Can you write out all of the material below, word for word?

▶ _A block of data_
------------

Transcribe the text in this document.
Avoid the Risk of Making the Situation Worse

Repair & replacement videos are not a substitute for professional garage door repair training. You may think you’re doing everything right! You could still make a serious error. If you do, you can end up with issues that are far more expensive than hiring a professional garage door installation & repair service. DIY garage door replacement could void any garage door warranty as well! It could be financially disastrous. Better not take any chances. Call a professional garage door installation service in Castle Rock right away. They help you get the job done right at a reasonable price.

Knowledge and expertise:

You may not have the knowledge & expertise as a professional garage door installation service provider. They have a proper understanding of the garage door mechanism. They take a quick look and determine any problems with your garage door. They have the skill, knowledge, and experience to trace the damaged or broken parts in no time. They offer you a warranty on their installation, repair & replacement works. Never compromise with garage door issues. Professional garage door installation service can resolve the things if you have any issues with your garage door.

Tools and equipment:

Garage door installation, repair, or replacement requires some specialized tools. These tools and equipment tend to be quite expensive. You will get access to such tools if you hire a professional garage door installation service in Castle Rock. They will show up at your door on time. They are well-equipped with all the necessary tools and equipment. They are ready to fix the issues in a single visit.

------------

▶ _Solved exercise_
Transcribe the text in this document.
Avoid the Risk of Making the Situation Worse

Repair & replacement videos are not a substitute for professional garage door repair training. You may think you’re doing everything right! You could still make a serious error. If you do, you can end up with issues that are far more expensive than hiring a professional garage door installation & repair service. DIY garage door replacement could void any garage door warranty as well! It could be financially disastrous. Better not take any chances. Call a professional garage door installation service in Castle Rock right away. They help you get the job done right at a reasonable price.

Knowledge and expertise:

You may not have the knowledge & expertise as a professional garage door installation service provider. They have a proper understanding of the garage door mechanism. They take a quick look and determine any problems with your garage door. They have the skill, knowledge, and experience to trace the damaged or broken parts in no time. They offer you a warranty on their installation, repair & replacement works. Never compromise with garage door issues. Professional garage door installation service can resolve the things if you have any issues with your garage door.

Tools and equipment:

Garage door installation, repair, or replacement requires some specialized tools. These tools and equipment tend to be quite expensive. You will get access to such tools if you hire a professional garage door installation service in Castle Rock. They will show up at your door on time. They are well-equipped with all the necessary tools and equipment. They are ready to fix the issues in a single visit.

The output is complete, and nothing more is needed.